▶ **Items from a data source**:
= = = =

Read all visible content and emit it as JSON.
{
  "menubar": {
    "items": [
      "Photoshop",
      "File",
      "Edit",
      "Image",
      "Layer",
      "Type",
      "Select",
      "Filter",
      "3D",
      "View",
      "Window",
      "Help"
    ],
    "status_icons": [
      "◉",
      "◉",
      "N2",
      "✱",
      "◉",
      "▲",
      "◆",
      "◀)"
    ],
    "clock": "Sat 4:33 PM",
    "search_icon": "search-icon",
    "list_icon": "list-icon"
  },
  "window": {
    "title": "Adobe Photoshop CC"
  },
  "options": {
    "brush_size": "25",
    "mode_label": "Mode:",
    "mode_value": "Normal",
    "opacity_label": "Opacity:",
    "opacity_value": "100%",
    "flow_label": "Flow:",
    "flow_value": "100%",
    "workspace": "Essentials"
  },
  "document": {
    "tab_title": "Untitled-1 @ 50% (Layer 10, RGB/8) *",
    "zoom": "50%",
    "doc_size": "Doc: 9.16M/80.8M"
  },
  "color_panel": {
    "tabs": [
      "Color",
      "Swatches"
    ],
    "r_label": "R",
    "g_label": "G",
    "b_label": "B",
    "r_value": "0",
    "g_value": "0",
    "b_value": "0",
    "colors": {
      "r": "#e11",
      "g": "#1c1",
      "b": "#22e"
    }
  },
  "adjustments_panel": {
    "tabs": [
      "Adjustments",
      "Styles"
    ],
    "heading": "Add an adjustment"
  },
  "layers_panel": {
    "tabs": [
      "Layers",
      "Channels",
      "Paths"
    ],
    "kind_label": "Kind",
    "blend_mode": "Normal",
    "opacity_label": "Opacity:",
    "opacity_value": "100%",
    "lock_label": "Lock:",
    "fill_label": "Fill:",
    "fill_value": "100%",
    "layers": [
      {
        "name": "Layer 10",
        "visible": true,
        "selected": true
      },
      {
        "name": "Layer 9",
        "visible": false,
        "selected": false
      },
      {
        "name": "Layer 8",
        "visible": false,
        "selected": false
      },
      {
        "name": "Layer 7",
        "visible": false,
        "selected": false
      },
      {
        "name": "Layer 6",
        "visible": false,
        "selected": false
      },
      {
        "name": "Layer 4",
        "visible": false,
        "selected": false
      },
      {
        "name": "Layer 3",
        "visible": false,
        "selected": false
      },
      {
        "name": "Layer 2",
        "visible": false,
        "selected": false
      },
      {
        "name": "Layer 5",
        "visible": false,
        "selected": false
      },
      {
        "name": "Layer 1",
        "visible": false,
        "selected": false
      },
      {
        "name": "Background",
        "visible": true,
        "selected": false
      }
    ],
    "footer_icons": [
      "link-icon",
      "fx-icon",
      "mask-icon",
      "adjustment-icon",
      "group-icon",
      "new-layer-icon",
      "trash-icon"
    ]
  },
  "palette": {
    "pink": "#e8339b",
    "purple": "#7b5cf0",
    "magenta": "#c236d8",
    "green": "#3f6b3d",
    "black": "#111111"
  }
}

= = = =

▶ **WORK REQUIRED**: Output the records exactly, including every line.

▶ **RESULT BELOW**:
Read all visible content and emit it as JSON.
{
  "menubar": {
    "items": [
      "Photoshop",
      "File",
      "Edit",
      "Image",
      "Layer",
      "Type",
      "Select",
      "Filter",
      "3D",
      "View",
      "Window",
      "Help"
    ],
    "status_icons": [
      "◉",
      "◉",
      "N2",
      "✱",
      "◉",
      "▲",
      "◆",
      "◀)"
    ],
    "clock": "Sat 4:33 PM",
    "search_icon": "search-icon",
    "list_icon": "list-icon"
  },
  "window": {
    "title": "Adobe Photoshop CC"
  },
  "options": {
    "brush_size": "25",
    "mode_label": "Mode:",
    "mode_value": "Normal",
    "opacity_label": "Opacity:",
    "opacity_value": "100%",
    "flow_label": "Flow:",
    "flow_value": "100%",
    "workspace": "Essentials"
  },
  "document": {
    "tab_title": "Untitled-1 @ 50% (Layer 10, RGB/8) *",
    "zoom": "50%",
    "doc_size": "Doc: 9.16M/80.8M"
  },
  "color_panel": {
    "tabs": [
      "Color",
      "Swatches"
    ],
    "r_label": "R",
    "g_label": "G",
    "b_label": "B",
    "r_value": "0",
    "g_value": "0",
    "b_value": "0",
    "colors": {
      "r": "#e11",
      "g": "#1c1",
      "b": "#22e"
    }
  },
  "adjustments_panel": {
    "tabs": [
      "Adjustments",
      "Styles"
    ],
    "heading": "Add an adjustment"
  },
  "layers_panel": {
    "tabs": [
      "Layers",
      "Channels",
      "Paths"
    ],
    "kind_label": "Kind",
    "blend_mode": "Normal",
    "opacity_label": "Opacity:",
    "opacity_value": "100%",
    "lock_label": "Lock:",
    "fill_label": "Fill:",
    "fill_value": "100%",
    "layers": [
      {
        "name": "Layer 10",
        "visible": true,
        "selected": true
      },
      {
        "name": "Layer 9",
        "visible": false,
        "selected": false
      },
      {
        "name": "Layer 8",
        "visible": false,
        "selected": false
      },
      {
        "name": "Layer 7",
        "visible": false,
        "selected": false
      },
      {
        "name": "Layer 6",
        "visible": false,
        "selected": false
      },
      {
        "name": "Layer 4",
        "visible": false,
        "selected": false
      },
      {
        "name": "Layer 3",
        "visible": false,
        "selected": false
      },
      {
        "name": "Layer 2",
        "visible": false,
        "selected": false
      },
      {
        "name": "Layer 5",
        "visible": false,
        "selected": false
      },
      {
        "name": "Layer 1",
        "visible": false,
        "selected": false
      },
      {
        "name": "Background",
        "visible": true,
        "selected": false
      }
    ],
    "footer_icons": [
      "link-icon",
      "fx-icon",
      "mask-icon",
      "adjustment-icon",
      "group-icon",
      "new-layer-icon",
      "trash-icon"
    ]
  },
  "palette": {
    "pink": "#e8339b",
    "purple": "#7b5cf0",
    "magenta": "#c236d8",
    "green": "#3f6b3d",
    "black": "#111111"
  }
}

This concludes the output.